▶ WHAT TO PRODUCE
Scan the records and identify every line in which the string "Department" occurs, then return those lines.

## begin

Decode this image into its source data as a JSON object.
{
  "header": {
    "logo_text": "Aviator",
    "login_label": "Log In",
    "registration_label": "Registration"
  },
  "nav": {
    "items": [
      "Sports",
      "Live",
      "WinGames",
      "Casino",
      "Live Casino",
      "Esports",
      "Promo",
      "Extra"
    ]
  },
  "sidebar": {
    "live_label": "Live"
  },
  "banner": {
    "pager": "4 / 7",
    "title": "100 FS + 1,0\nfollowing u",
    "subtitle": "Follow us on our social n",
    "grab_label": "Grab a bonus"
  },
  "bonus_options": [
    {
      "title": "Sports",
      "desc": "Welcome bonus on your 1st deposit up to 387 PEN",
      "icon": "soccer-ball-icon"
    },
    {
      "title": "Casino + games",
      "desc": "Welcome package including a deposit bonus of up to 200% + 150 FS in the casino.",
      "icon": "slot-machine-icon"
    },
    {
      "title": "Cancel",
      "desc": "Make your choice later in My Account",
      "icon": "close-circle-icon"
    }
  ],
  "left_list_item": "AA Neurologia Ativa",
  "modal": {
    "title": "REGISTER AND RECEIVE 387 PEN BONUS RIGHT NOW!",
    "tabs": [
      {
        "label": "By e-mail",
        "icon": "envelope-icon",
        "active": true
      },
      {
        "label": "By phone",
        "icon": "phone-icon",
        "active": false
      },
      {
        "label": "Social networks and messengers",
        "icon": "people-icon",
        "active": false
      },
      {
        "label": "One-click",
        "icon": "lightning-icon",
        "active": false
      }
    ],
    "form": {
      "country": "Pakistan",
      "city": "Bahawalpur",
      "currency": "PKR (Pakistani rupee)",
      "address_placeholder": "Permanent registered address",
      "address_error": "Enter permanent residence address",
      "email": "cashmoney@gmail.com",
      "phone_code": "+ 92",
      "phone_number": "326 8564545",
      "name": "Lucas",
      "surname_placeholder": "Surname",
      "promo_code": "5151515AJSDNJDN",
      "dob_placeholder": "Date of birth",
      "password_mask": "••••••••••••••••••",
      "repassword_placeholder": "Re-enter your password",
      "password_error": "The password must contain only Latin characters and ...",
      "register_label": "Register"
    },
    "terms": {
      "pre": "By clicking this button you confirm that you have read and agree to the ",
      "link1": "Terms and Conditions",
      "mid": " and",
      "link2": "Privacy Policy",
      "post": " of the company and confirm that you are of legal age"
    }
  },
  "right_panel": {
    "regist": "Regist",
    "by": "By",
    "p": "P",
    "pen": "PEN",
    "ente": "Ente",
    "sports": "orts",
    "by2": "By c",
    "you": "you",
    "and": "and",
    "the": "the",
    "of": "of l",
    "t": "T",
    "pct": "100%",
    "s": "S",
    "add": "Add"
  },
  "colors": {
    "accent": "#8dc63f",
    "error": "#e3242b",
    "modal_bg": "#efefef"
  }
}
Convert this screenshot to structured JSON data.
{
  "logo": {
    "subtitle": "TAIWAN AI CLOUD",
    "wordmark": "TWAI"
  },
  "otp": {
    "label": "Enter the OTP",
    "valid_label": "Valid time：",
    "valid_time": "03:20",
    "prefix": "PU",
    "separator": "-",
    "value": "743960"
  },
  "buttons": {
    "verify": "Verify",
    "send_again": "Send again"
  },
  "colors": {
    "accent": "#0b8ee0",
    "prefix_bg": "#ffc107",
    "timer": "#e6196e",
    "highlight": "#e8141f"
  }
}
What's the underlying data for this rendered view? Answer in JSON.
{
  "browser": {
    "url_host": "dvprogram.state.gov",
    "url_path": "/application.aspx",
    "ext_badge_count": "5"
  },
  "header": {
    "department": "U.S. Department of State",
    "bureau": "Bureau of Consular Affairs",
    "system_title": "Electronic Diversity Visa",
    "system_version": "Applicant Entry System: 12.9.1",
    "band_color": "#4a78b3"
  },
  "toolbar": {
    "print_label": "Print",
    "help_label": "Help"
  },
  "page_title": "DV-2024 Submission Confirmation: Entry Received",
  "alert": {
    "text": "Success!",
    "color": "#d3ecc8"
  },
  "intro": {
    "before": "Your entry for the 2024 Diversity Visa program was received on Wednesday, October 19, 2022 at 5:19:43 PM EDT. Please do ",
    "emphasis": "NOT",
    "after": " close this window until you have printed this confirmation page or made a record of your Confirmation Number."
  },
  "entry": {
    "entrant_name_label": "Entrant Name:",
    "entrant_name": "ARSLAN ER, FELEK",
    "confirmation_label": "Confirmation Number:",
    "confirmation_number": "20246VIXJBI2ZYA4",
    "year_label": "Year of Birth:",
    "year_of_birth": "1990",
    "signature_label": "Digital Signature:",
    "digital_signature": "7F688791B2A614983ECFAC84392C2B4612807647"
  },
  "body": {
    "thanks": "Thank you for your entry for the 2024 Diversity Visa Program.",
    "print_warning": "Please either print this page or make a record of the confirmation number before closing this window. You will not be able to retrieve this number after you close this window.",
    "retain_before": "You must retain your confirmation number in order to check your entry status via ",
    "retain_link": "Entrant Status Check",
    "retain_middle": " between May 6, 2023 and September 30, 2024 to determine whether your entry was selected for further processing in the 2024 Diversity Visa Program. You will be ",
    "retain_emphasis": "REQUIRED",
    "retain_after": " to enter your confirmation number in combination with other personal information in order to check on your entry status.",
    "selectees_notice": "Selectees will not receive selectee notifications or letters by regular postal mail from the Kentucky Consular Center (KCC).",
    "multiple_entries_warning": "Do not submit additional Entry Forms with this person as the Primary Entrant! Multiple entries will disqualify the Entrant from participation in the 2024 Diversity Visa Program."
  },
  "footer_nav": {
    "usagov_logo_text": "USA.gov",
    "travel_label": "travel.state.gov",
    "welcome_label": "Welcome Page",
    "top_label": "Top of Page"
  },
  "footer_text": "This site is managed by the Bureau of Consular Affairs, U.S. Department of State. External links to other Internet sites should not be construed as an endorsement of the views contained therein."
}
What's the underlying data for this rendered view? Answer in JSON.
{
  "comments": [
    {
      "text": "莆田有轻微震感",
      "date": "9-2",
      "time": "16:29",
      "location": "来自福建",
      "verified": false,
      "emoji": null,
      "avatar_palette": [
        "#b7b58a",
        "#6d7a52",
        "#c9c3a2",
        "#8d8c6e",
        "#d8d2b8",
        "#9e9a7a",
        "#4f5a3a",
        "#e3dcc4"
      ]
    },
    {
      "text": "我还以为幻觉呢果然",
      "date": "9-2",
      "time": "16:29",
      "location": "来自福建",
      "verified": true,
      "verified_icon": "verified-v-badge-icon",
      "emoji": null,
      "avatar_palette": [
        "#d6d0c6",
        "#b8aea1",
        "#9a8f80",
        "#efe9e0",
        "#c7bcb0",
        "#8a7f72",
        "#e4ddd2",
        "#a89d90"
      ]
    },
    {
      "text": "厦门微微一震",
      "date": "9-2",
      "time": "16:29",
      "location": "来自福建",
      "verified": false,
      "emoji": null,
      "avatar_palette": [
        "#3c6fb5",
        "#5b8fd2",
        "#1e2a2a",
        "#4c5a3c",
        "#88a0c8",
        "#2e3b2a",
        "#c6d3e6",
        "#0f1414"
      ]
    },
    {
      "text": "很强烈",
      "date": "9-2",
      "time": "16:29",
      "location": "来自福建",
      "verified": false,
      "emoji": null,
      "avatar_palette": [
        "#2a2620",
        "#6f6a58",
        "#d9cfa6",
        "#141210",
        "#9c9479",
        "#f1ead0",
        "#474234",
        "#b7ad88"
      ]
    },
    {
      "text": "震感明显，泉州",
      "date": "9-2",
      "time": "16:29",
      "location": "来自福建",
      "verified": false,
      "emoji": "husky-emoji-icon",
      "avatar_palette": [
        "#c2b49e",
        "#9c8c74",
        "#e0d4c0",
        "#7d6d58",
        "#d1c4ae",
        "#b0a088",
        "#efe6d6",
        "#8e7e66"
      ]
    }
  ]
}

## end

▶ SOLUTION TO THIS TASK
    "department": "U.S. Department of State",
  "footer_text": "This site is managed by the Bureau of Consular Affairs, U.S. Department of State. External links to other Internet sites should not be construed as an endorsement of the views contained therein."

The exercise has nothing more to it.